Dataset entries:
▼

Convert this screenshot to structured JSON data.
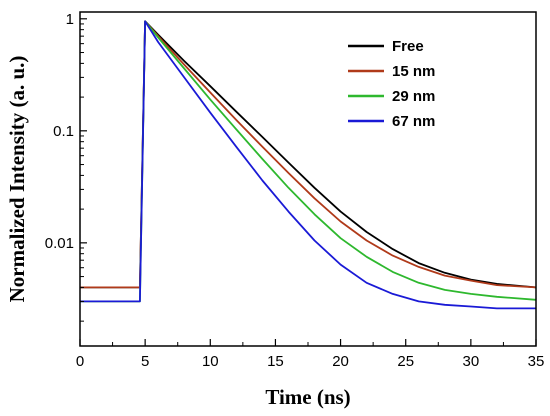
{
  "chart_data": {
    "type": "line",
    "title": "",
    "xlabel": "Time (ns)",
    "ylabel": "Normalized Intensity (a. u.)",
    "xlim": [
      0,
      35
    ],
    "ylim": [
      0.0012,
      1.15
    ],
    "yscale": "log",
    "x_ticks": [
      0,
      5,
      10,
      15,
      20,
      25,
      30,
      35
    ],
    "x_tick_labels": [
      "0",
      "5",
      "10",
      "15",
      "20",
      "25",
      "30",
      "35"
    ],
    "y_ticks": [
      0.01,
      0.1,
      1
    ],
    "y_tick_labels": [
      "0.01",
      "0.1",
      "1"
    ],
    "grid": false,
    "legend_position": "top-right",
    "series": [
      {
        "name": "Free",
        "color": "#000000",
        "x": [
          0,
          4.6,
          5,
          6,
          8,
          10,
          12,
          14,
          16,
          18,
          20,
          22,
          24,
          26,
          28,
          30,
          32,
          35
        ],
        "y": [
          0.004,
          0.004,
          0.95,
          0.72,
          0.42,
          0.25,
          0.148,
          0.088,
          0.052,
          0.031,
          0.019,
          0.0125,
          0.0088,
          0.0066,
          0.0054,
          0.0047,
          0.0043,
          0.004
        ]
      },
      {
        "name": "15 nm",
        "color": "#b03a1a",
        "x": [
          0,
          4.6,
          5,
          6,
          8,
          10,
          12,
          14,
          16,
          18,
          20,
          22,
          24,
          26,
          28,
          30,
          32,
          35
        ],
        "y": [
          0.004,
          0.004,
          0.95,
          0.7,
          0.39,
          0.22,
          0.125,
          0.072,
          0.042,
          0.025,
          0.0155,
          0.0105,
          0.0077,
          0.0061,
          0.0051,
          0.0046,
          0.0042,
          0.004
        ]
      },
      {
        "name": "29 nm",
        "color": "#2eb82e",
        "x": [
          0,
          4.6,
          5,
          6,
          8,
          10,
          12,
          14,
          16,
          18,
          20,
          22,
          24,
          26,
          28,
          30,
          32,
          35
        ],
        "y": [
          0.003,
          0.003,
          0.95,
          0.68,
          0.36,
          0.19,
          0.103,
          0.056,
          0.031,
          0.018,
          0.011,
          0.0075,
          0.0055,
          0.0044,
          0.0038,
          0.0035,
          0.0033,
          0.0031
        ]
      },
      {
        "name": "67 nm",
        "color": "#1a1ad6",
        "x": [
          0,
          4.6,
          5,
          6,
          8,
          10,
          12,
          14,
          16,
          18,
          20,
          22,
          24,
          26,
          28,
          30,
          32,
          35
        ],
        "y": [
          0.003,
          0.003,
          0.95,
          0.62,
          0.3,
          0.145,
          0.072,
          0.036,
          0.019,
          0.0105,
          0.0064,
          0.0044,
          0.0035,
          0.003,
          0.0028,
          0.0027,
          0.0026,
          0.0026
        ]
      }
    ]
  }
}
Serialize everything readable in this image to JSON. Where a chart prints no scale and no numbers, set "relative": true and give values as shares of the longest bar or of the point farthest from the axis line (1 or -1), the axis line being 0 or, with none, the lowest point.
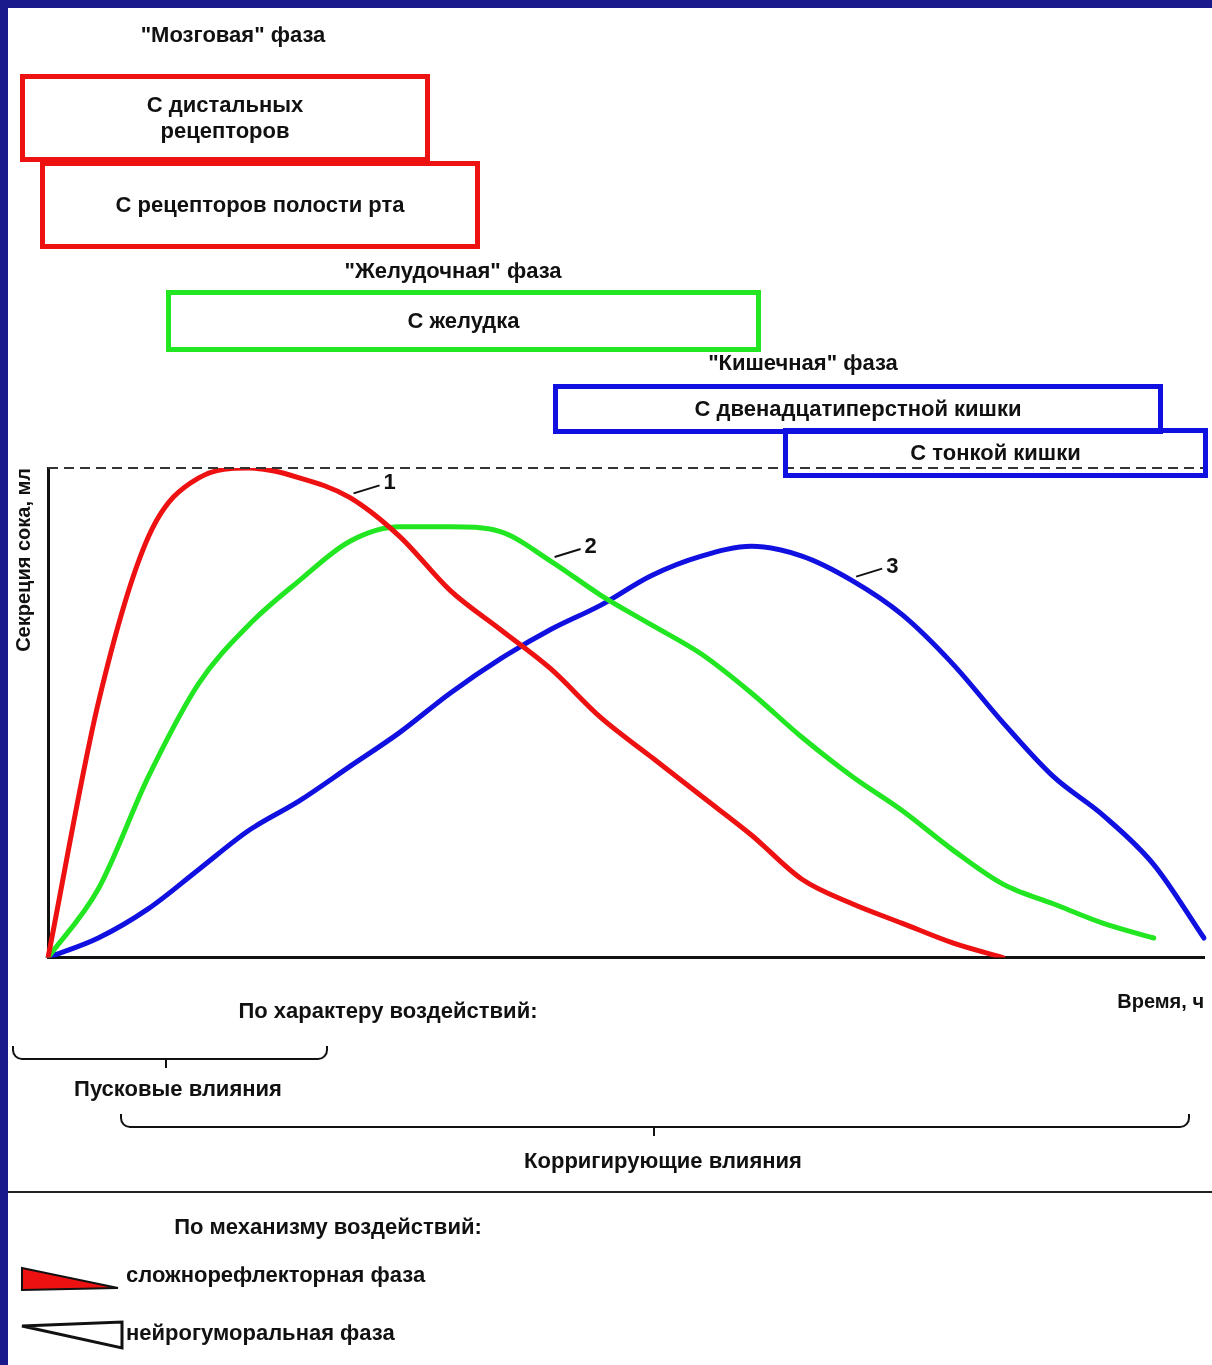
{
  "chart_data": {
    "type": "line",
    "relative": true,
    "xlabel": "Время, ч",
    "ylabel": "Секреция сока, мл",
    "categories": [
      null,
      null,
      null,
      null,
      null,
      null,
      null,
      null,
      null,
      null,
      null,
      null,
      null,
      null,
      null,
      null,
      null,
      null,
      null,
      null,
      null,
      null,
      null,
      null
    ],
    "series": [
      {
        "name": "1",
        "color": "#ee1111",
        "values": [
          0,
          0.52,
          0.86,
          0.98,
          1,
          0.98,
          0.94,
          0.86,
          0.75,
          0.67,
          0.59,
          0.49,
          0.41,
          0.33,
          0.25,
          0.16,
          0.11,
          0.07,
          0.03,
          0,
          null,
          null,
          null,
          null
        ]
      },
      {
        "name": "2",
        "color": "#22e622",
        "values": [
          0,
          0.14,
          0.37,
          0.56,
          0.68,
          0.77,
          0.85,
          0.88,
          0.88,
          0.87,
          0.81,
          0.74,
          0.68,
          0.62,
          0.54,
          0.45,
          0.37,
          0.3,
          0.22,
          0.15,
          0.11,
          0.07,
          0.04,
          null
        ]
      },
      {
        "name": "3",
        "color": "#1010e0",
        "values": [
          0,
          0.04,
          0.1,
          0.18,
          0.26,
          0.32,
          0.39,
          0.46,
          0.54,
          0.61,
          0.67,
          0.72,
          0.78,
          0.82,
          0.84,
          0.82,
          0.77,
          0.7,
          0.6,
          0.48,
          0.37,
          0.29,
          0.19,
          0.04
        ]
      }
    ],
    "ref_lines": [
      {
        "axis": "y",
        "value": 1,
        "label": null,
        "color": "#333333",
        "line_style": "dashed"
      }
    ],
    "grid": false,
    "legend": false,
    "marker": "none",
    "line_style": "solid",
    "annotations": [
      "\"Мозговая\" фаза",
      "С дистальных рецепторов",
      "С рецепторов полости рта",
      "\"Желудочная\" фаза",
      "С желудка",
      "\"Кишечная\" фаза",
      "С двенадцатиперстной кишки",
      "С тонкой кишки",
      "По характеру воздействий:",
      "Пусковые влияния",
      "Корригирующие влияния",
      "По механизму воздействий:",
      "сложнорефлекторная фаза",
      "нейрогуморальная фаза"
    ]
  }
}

▲

Repeat the records above exactly, omitting every picture.

**Response to the exercise:**
Convert this screenshot to structured JSON data.
{
  "chart_data": {
    "type": "line",
    "title": "",
    "xlabel": "Time (ns)",
    "ylabel": "Normalized Intensity (a. u.)",
    "xlim": [
      0,
      35
    ],
    "ylim": [
      0.0012,
      1.15
    ],
    "yscale": "log",
    "x_ticks": [
      0,
      5,
      10,
      15,
      20,
      25,
      30,
      35
    ],
    "x_tick_labels": [
      "0",
      "5",
      "10",
      "15",
      "20",
      "25",
      "30",
      "35"
    ],
    "y_ticks": [
      0.01,
      0.1,
      1
    ],
    "y_tick_labels": [
      "0.01",
      "0.1",
      "1"
    ],
    "grid": false,
    "legend_position": "top-right",
    "series": [
      {
        "name": "Free",
        "color": "#000000",
        "x": [
          0,
          4.6,
          5,
          6,
          8,
          10,
          12,
          14,
          16,
          18,
          20,
          22,
          24,
          26,
          28,
          30,
          32,
          35
        ],
        "y": [
          0.004,
          0.004,
          0.95,
          0.72,
          0.42,
          0.25,
          0.148,
          0.088,
          0.052,
          0.031,
          0.019,
          0.0125,
          0.0088,
          0.0066,
          0.0054,
          0.0047,
          0.0043,
          0.004
        ]
      },
      {
        "name": "15 nm",
        "color": "#b03a1a",
        "x": [
          0,
          4.6,
          5,
          6,
          8,
          10,
          12,
          14,
          16,
          18,
          20,
          22,
          24,
          26,
          28,
          30,
          32,
          35
        ],
        "y": [
          0.004,
          0.004,
          0.95,
          0.7,
          0.39,
          0.22,
          0.125,
          0.072,
          0.042,
          0.025,
          0.0155,
          0.0105,
          0.0077,
          0.0061,
          0.0051,
          0.0046,
          0.0042,
          0.004
        ]
      },
      {
        "name": "29 nm",
        "color": "#2eb82e",
        "x": [
          0,
          4.6,
          5,
          6,
          8,
          10,
          12,
          14,
          16,
          18,
          20,
          22,
          24,
          26,
          28,
          30,
          32,
          35
        ],
        "y": [
          0.003,
          0.003,
          0.95,
          0.68,
          0.36,
          0.19,
          0.103,
          0.056,
          0.031,
          0.018,
          0.011,
          0.0075,
          0.0055,
          0.0044,
          0.0038,
          0.0035,
          0.0033,
          0.0031
        ]
      },
      {
        "name": "67 nm",
        "color": "#1a1ad6",
        "x": [
          0,
          4.6,
          5,
          6,
          8,
          10,
          12,
          14,
          16,
          18,
          20,
          22,
          24,
          26,
          28,
          30,
          32,
          35
        ],
        "y": [
          0.003,
          0.003,
          0.95,
          0.62,
          0.3,
          0.145,
          0.072,
          0.036,
          0.019,
          0.0105,
          0.0064,
          0.0044,
          0.0035,
          0.003,
          0.0028,
          0.0027,
          0.0026,
          0.0026
        ]
      }
    ]
  }
}
Serialize everything readable in this image to JSON. Where a chart prints no scale and no numbers, set "relative": true and give values as shares of the longest bar or of the point farthest from the axis line (1 or -1), the axis line being 0 or, with none, the lowest point.
{
  "chart_data": {
    "type": "line",
    "relative": true,
    "xlabel": "Время, ч",
    "ylabel": "Секреция сока, мл",
    "categories": [
      null,
      null,
      null,
      null,
      null,
      null,
      null,
      null,
      null,
      null,
      null,
      null,
      null,
      null,
      null,
      null,
      null,
      null,
      null,
      null,
      null,
      null,
      null,
      null
    ],
    "series": [
      {
        "name": "1",
        "color": "#ee1111",
        "values": [
          0,
          0.52,
          0.86,
          0.98,
          1,
          0.98,
          0.94,
          0.86,
          0.75,
          0.67,
          0.59,
          0.49,
          0.41,
          0.33,
          0.25,
          0.16,
          0.11,
          0.07,
          0.03,
          0,
          null,
          null,
          null,
          null
        ]
      },
      {
        "name": "2",
        "color": "#22e622",
        "values": [
          0,
          0.14,
          0.37,
          0.56,
          0.68,
          0.77,
          0.85,
          0.88,
          0.88,
          0.87,
          0.81,
          0.74,
          0.68,
          0.62,
          0.54,
          0.45,
          0.37,
          0.3,
          0.22,
          0.15,
          0.11,
          0.07,
          0.04,
          null
        ]
      },
      {
        "name": "3",
        "color": "#1010e0",
        "values": [
          0,
          0.04,
          0.1,
          0.18,
          0.26,
          0.32,
          0.39,
          0.46,
          0.54,
          0.61,
          0.67,
          0.72,
          0.78,
          0.82,
          0.84,
          0.82,
          0.77,
          0.7,
          0.6,
          0.48,
          0.37,
          0.29,
          0.19,
          0.04
        ]
      }
    ],
    "ref_lines": [
      {
        "axis": "y",
        "value": 1,
        "label": null,
        "color": "#333333",
        "line_style": "dashed"
      }
    ],
    "grid": false,
    "legend": false,
    "marker": "none",
    "line_style": "solid",
    "annotations": [
      "\"Мозговая\" фаза",
      "С дистальных рецепторов",
      "С рецепторов полости рта",
      "\"Желудочная\" фаза",
      "С желудка",
      "\"Кишечная\" фаза",
      "С двенадцатиперстной кишки",
      "С тонкой кишки",
      "По характеру воздействий:",
      "Пусковые влияния",
      "Корригирующие влияния",
      "По механизму воздействий:",
      "сложнорефлекторная фаза",
      "нейрогуморальная фаза"
    ]
  }
}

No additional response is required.